§ WHAT IS BEING ASKED:
Can you render the lines below as a numbered list, skipping any blank lines and leaving out the pictures?

# # # #

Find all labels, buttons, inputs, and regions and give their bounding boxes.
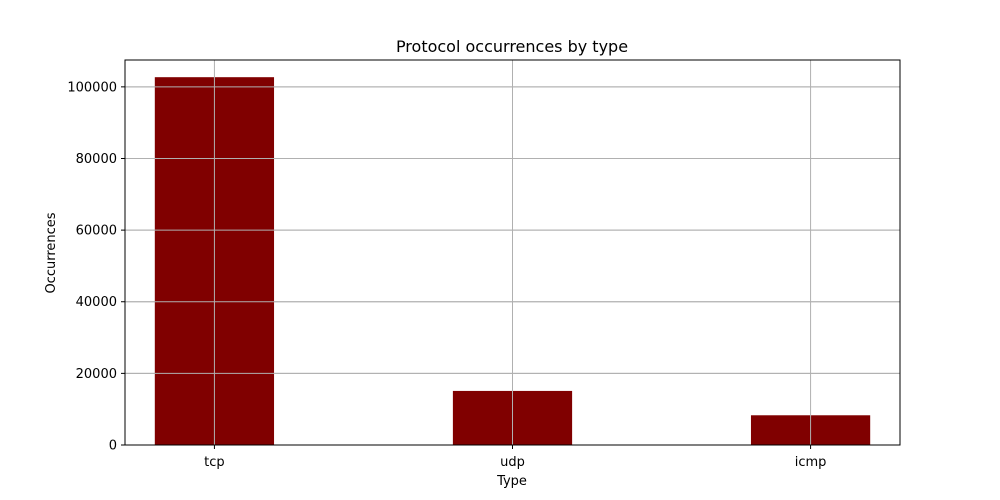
x-tick-label-icmp: icmp: [795, 455, 827, 470]
y-tick-label: 20000: [76, 367, 117, 382]
y-tick-label: 60000: [76, 224, 117, 239]
y-tick-label: 0: [109, 439, 117, 454]
plot-frame: [124, 59, 901, 446]
x-axis-label: Type: [496, 474, 527, 489]
ticks: 0 20000 40000 60000 80000 100000 tcp udp icmp: [67, 80, 826, 470]
y-tick-label: 40000: [76, 295, 117, 310]
x-tick-label-udp: udp: [500, 455, 525, 470]
bars: [125, 60, 900, 446]
y-tick-label: 80000: [76, 152, 117, 167]
y-tick-label: 100000: [67, 80, 117, 95]
y-axis-label: Occurrences: [44, 212, 59, 293]
x-tick-label-tcp: tcp: [204, 455, 225, 470]
chart-title: Protocol occurrences by type: [396, 37, 628, 56]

# # # #

§ WORKED ANSWER:
1. Find all labels, buttons, inputs, and regions and give their bounding boxes.
2. x-tick-label-icmp: icmp: [795, 455, 827, 470]
3. y-tick-label: 20000: [76, 367, 117, 382]
4. y-tick-label: 60000: [76, 224, 117, 239]
5. y-tick-label: 0: [109, 439, 117, 454]
6. plot-frame: [124, 59, 901, 446]
7. x-axis-label: Type: [496, 474, 527, 489]
8. ticks: 0 20000 40000 60000 80000 100000 tcp udp icmp: [67, 80, 826, 470]
9. y-tick-label: 40000: [76, 295, 117, 310]
10. x-tick-label-udp: udp: [500, 455, 525, 470]
11. bars: [125, 60, 900, 446]
12. y-tick-label: 80000: [76, 152, 117, 167]
13. y-tick-label: 100000: [67, 80, 117, 95]
14. y-axis-label: Occurrences: [44, 212, 59, 293]
15. x-tick-label-tcp: tcp: [204, 455, 225, 470]
16. chart-title: Protocol occurrences by type: [396, 37, 628, 56]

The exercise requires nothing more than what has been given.